• WHAT IS BEING ASKED: Sift the material for lines containing "Account", and return them.

Data excerpts
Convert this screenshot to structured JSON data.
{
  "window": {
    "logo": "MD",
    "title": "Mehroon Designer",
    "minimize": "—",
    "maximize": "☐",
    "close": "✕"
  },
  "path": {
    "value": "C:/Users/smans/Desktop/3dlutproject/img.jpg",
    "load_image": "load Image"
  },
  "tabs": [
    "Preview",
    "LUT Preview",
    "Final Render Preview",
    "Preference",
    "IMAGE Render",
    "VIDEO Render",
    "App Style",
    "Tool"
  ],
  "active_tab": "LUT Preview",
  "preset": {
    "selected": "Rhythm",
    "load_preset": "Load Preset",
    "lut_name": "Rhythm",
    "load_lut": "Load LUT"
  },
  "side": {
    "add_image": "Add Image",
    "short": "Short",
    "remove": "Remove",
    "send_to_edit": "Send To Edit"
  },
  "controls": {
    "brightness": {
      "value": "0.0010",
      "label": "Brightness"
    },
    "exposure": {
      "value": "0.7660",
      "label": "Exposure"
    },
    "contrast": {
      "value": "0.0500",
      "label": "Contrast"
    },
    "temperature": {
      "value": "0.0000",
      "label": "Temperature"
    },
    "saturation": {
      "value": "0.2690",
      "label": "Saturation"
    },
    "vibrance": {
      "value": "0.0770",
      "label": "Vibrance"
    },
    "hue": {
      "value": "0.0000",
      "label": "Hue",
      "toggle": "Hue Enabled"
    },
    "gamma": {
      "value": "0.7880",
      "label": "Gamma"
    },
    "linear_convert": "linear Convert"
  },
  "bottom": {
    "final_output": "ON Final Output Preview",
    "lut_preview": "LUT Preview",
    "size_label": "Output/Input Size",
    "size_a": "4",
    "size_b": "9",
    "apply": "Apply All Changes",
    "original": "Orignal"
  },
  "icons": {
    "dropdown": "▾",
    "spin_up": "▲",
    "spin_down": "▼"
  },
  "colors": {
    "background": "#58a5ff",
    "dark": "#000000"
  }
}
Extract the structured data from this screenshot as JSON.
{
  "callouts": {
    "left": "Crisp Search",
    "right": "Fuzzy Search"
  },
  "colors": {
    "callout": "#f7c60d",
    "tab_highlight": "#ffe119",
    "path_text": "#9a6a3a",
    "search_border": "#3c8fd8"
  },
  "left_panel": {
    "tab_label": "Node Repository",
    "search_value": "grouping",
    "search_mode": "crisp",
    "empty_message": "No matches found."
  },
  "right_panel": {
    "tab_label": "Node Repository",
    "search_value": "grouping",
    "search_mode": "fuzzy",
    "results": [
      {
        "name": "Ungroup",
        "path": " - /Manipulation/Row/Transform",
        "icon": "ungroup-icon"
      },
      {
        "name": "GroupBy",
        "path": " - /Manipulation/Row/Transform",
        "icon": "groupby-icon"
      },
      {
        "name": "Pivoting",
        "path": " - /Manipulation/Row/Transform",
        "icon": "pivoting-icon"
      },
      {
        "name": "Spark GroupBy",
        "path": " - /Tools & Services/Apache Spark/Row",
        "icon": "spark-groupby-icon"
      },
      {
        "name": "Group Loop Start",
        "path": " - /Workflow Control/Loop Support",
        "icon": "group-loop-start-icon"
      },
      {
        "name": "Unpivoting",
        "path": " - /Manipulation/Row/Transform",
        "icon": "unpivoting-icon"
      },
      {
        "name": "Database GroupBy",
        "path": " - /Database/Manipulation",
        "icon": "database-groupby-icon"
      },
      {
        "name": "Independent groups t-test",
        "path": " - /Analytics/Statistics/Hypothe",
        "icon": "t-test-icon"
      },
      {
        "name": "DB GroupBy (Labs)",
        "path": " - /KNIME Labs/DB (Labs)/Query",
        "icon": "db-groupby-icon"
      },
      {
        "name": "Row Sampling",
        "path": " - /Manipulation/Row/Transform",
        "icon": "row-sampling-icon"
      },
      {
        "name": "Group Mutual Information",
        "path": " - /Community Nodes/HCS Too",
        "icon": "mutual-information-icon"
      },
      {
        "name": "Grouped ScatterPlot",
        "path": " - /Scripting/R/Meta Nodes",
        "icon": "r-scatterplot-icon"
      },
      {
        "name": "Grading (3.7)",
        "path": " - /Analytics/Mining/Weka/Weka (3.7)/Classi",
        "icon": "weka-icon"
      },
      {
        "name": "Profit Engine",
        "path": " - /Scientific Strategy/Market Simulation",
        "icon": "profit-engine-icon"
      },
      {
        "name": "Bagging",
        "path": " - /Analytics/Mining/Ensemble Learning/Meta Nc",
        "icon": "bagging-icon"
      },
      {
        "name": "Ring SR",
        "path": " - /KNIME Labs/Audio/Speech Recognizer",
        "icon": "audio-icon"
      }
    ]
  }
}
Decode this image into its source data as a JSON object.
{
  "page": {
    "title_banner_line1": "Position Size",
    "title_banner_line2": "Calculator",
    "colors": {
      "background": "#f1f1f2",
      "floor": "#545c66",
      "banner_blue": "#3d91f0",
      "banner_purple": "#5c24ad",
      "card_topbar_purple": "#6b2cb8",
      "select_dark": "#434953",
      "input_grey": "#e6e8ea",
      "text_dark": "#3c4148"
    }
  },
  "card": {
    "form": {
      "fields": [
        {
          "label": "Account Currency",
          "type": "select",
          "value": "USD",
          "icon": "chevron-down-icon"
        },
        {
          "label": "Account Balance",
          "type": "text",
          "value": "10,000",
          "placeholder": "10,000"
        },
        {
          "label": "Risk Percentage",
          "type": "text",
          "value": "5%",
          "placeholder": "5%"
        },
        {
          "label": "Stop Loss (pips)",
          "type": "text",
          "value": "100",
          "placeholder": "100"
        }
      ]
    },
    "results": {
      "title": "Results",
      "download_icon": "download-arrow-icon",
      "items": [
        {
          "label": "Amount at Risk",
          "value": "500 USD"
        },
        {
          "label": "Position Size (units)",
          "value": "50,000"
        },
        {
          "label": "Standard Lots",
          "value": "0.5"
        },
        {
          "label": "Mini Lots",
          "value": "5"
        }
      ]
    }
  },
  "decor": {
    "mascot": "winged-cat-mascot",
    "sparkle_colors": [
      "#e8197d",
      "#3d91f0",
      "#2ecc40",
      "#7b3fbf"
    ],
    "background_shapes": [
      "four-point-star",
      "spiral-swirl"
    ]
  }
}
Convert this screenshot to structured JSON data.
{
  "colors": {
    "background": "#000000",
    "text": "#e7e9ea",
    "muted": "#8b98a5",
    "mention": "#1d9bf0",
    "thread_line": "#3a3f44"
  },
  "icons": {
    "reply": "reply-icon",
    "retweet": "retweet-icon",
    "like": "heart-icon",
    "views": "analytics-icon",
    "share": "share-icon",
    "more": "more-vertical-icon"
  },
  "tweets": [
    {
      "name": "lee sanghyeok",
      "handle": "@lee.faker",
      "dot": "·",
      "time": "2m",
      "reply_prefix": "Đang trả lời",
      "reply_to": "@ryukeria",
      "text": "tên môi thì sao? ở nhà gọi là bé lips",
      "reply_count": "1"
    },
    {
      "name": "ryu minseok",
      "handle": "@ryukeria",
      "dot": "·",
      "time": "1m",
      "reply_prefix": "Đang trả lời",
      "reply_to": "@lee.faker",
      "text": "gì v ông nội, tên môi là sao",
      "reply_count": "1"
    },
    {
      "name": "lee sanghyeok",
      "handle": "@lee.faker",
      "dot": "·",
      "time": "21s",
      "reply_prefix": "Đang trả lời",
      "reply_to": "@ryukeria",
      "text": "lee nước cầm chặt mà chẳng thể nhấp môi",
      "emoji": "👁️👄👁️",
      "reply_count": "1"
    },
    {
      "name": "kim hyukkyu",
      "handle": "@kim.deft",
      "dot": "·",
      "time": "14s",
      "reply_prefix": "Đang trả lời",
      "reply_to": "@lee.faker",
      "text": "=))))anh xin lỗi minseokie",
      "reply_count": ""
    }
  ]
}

• WORKED ANSWER:
          "label": "Account Currency",
          "label": "Account Balance",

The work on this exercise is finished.